Repeat each line word for word.

....

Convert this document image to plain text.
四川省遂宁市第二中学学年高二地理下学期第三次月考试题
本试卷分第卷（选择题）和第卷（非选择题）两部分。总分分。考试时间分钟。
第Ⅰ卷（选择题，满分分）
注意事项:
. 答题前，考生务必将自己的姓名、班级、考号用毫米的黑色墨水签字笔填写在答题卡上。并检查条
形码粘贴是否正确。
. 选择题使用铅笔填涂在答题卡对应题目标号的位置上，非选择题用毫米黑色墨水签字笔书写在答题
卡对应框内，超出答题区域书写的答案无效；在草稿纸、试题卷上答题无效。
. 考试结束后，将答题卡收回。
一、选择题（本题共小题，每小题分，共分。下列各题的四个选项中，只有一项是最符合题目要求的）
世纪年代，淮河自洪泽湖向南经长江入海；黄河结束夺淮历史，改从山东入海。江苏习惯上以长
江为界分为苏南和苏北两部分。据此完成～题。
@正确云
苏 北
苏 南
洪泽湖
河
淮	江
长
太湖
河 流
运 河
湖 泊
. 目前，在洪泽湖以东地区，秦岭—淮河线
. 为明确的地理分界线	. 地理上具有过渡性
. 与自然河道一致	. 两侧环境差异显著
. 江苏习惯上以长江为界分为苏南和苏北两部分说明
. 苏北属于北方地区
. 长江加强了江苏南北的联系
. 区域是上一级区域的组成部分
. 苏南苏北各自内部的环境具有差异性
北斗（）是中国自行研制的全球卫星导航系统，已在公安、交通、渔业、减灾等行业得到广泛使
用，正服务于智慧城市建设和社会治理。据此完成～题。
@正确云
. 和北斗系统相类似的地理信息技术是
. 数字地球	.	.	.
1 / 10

....

■ ANSWER TO THE EXERCISE:
Convert this document image to plain text.
四川省遂宁市第二中学学年高二地理下学期第三次月考试题
本试卷分第卷（选择题）和第卷（非选择题）两部分。总分分。考试时间分钟。
第Ⅰ卷（选择题，满分分）
注意事项:
. 答题前，考生务必将自己的姓名、班级、考号用毫米的黑色墨水签字笔填写在答题卡上。并检查条
形码粘贴是否正确。
. 选择题使用铅笔填涂在答题卡对应题目标号的位置上，非选择题用毫米黑色墨水签字笔书写在答题
卡对应框内，超出答题区域书写的答案无效；在草稿纸、试题卷上答题无效。
. 考试结束后，将答题卡收回。
一、选择题（本题共小题，每小题分，共分。下列各题的四个选项中，只有一项是最符合题目要求的）
世纪年代，淮河自洪泽湖向南经长江入海；黄河结束夺淮历史，改从山东入海。江苏习惯上以长
江为界分为苏南和苏北两部分。据此完成～题。
@正确云
苏 北
苏 南
洪泽湖
河
淮	江
长
太湖
河 流
运 河
湖 泊
. 目前，在洪泽湖以东地区，秦岭—淮河线
. 为明确的地理分界线	. 地理上具有过渡性
. 与自然河道一致	. 两侧环境差异显著
. 江苏习惯上以长江为界分为苏南和苏北两部分说明
. 苏北属于北方地区
. 长江加强了江苏南北的联系
. 区域是上一级区域的组成部分
. 苏南苏北各自内部的环境具有差异性
北斗（）是中国自行研制的全球卫星导航系统，已在公安、交通、渔业、减灾等行业得到广泛使
用，正服务于智慧城市建设和社会治理。据此完成～题。
@正确云
. 和北斗系统相类似的地理信息技术是
. 数字地球	.	.	.
1 / 10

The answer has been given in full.